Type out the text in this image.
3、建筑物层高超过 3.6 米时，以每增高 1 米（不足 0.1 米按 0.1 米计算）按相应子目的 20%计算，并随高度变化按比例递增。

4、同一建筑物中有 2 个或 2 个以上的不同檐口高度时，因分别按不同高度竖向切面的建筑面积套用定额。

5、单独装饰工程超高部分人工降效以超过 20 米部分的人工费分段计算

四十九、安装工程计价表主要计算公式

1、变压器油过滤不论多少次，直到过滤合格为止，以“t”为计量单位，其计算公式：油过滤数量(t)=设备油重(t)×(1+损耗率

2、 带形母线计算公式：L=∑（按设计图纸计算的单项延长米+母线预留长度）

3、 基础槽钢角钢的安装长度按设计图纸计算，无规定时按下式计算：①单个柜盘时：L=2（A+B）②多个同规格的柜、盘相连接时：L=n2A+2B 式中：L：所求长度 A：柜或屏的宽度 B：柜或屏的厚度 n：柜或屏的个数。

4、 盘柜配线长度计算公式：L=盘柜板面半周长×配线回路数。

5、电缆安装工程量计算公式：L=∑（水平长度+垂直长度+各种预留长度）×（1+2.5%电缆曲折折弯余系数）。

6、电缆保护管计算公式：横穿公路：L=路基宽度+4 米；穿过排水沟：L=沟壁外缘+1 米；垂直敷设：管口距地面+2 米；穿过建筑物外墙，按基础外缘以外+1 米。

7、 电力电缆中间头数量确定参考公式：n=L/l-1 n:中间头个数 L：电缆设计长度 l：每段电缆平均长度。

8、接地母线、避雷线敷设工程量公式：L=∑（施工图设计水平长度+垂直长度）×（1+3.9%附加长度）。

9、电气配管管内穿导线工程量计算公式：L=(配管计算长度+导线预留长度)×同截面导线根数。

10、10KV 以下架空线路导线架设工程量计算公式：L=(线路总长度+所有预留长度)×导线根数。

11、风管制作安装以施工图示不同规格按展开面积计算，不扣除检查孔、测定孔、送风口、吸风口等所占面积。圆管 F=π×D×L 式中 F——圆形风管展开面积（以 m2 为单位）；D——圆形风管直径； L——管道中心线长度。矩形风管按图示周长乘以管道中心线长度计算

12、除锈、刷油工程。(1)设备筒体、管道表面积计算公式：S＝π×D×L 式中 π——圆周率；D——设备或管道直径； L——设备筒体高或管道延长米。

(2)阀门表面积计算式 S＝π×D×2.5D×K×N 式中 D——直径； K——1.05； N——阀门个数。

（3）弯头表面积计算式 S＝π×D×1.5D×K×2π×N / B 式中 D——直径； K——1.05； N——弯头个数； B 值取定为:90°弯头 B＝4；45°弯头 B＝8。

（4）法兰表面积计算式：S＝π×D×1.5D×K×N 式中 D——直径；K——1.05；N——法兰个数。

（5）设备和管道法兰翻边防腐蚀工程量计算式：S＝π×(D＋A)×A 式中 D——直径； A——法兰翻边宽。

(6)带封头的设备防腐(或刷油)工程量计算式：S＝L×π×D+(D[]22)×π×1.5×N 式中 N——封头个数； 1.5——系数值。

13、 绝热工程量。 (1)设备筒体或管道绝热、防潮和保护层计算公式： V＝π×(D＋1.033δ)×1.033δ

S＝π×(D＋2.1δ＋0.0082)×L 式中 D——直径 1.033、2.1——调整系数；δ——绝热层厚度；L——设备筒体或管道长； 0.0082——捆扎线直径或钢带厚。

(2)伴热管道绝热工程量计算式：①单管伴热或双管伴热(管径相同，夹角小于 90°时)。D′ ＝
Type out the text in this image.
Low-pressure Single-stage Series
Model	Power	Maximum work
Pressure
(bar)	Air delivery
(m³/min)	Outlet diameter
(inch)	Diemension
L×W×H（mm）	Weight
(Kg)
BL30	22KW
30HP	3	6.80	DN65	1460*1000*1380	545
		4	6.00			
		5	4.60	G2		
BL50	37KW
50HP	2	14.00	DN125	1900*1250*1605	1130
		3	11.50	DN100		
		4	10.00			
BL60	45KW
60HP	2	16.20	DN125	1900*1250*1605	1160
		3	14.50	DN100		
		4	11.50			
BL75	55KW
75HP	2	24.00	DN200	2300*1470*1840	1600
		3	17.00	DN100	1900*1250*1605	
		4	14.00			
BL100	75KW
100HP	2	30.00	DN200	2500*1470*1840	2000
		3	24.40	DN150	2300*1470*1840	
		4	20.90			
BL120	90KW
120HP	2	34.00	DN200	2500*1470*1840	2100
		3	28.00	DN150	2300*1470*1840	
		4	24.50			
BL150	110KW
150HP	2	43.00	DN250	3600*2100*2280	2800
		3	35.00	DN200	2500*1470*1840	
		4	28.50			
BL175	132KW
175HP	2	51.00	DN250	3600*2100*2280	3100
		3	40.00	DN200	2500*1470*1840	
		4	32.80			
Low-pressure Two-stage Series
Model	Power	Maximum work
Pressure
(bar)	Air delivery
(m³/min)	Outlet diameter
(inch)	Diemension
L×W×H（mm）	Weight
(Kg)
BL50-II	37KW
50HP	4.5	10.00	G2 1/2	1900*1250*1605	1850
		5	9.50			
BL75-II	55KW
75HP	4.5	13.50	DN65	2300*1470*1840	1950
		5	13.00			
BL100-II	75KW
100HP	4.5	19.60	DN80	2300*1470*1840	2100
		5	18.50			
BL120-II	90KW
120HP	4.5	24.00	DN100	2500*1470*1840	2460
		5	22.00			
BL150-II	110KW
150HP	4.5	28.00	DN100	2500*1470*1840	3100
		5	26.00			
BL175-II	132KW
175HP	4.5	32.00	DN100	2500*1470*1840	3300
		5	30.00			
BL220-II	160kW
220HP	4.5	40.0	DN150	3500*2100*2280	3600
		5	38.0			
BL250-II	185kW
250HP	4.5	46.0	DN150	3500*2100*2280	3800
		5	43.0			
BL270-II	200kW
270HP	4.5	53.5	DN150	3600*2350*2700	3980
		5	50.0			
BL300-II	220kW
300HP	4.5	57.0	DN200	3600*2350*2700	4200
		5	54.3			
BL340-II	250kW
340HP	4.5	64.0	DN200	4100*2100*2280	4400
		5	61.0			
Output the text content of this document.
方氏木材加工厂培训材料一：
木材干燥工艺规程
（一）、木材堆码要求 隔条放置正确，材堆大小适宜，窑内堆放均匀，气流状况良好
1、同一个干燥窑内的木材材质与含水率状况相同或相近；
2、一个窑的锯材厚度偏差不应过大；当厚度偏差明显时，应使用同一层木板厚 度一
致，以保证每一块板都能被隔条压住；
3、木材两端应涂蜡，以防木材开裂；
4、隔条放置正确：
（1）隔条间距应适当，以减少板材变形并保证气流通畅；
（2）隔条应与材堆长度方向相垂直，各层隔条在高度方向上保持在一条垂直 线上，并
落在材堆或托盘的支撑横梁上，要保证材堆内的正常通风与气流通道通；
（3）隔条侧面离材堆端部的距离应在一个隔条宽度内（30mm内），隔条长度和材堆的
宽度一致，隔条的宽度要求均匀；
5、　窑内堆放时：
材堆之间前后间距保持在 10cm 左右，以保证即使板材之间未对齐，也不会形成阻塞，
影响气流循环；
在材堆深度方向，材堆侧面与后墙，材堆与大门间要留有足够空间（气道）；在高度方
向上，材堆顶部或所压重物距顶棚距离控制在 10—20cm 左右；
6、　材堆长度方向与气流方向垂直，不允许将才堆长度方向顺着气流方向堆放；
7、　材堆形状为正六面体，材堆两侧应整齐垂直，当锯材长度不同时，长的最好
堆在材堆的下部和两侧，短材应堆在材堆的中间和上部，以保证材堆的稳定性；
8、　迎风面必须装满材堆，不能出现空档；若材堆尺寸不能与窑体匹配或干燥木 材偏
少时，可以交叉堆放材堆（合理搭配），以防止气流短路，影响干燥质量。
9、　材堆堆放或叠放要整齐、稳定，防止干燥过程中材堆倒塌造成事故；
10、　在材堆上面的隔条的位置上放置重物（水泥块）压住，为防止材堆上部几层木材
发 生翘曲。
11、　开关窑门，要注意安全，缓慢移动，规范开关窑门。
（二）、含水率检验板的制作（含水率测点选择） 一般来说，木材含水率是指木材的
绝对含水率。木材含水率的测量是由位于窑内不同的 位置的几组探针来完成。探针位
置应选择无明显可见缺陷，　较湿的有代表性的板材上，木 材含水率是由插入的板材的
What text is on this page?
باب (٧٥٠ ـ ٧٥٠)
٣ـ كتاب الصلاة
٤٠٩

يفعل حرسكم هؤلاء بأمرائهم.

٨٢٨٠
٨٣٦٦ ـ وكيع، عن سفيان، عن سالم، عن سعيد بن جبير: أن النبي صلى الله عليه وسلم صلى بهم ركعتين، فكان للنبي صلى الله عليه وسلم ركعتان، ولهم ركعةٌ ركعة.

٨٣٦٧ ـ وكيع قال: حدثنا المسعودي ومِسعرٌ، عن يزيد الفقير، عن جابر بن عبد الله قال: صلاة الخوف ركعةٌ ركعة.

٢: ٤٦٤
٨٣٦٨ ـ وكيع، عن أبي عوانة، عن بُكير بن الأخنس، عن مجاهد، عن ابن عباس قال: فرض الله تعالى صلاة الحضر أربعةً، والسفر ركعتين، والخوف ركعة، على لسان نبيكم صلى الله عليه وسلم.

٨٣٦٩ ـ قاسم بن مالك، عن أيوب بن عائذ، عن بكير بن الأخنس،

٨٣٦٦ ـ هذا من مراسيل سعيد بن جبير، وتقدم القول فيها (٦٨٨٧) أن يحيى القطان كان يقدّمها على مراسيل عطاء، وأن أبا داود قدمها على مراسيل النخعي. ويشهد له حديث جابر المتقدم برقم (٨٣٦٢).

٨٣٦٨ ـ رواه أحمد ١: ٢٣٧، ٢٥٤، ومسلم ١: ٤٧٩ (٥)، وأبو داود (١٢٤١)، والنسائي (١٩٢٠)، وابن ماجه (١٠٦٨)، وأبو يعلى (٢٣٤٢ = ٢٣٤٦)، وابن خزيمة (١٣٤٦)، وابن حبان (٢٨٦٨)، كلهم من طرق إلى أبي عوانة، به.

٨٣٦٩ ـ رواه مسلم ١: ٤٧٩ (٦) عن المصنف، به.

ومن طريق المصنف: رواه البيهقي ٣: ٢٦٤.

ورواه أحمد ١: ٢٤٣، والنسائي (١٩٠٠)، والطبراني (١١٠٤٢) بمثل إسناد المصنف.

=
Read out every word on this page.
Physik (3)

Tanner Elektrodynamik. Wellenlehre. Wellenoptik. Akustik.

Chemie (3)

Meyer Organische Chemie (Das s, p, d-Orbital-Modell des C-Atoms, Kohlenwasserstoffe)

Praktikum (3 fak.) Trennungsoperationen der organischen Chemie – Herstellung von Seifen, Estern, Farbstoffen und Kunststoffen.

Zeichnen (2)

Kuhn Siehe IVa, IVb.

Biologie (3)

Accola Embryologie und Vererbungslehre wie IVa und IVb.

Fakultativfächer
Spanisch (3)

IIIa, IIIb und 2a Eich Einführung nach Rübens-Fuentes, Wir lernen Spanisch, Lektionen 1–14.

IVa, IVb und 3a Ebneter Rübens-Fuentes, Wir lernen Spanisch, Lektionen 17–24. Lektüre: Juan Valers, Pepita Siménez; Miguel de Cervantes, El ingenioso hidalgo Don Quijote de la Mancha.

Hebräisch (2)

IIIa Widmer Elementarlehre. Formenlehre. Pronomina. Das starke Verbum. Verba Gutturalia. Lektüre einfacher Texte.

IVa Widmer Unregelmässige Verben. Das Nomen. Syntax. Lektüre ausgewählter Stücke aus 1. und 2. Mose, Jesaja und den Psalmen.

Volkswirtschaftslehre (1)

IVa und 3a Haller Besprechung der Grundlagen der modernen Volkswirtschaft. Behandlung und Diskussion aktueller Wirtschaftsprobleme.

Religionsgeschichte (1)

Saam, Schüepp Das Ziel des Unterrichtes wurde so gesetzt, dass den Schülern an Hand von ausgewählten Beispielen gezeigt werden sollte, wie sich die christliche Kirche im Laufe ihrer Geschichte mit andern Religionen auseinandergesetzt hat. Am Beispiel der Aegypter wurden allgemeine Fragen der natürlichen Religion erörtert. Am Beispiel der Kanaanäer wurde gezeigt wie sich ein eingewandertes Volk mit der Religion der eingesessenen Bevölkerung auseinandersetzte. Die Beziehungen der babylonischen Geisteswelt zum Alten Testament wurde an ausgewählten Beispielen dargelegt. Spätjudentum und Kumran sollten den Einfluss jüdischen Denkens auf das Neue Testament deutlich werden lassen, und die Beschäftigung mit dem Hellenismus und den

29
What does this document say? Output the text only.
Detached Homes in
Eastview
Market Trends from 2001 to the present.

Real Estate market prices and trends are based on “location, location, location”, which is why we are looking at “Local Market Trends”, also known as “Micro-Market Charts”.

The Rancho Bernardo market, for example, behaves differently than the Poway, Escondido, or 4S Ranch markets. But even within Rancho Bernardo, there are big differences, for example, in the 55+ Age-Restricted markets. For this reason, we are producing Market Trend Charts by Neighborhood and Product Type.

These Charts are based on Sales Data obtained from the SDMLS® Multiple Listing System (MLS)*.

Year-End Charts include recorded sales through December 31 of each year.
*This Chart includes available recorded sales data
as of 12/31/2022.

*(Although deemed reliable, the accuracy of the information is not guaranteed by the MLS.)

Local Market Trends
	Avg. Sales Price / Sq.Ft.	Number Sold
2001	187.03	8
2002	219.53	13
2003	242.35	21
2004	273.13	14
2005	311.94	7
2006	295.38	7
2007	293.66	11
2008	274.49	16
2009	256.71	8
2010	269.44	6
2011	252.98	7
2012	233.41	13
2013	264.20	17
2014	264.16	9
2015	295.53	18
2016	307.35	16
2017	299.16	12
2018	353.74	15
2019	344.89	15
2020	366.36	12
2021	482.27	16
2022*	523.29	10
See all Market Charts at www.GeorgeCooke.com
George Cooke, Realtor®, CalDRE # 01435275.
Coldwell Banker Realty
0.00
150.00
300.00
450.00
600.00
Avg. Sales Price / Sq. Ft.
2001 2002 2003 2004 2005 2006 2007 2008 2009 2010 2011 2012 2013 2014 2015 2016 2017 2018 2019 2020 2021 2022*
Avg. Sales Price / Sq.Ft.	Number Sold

* Instructions for the task:
Count every line in the entries above where the word "والنسائي" appears; respond with the number alone.

* Reply to the task:
2